Work to be completed
Lift out each line of the data that holds "三洲五海之地".

Data records
╭──
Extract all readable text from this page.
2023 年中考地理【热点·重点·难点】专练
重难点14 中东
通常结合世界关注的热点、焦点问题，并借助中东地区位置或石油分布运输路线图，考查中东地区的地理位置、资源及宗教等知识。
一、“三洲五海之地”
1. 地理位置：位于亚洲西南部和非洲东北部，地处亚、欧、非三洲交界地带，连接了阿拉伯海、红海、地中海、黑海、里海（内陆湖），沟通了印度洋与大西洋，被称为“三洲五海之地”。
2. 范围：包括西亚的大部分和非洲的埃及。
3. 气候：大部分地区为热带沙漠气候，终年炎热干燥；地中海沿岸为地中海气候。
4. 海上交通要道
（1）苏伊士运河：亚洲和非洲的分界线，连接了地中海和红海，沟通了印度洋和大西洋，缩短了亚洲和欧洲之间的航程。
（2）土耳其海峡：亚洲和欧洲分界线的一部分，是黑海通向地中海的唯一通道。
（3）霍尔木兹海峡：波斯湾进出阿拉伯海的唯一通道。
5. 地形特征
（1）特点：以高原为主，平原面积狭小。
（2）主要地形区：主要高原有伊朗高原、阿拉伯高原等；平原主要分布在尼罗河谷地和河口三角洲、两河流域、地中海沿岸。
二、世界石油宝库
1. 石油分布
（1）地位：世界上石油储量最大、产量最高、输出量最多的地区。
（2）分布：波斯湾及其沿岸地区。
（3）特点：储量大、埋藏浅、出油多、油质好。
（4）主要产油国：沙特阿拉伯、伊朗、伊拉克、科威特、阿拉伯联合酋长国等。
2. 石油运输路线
╰──
Response
一、“三洲五海之地”
1. 地理位置：位于亚洲西南部和非洲东北部，地处亚、欧、非三洲交界地带，连接了阿拉伯海、红海、地中海、黑海、里海（内陆湖），沟通了印度洋与大西洋，被称为“三洲五海之地”。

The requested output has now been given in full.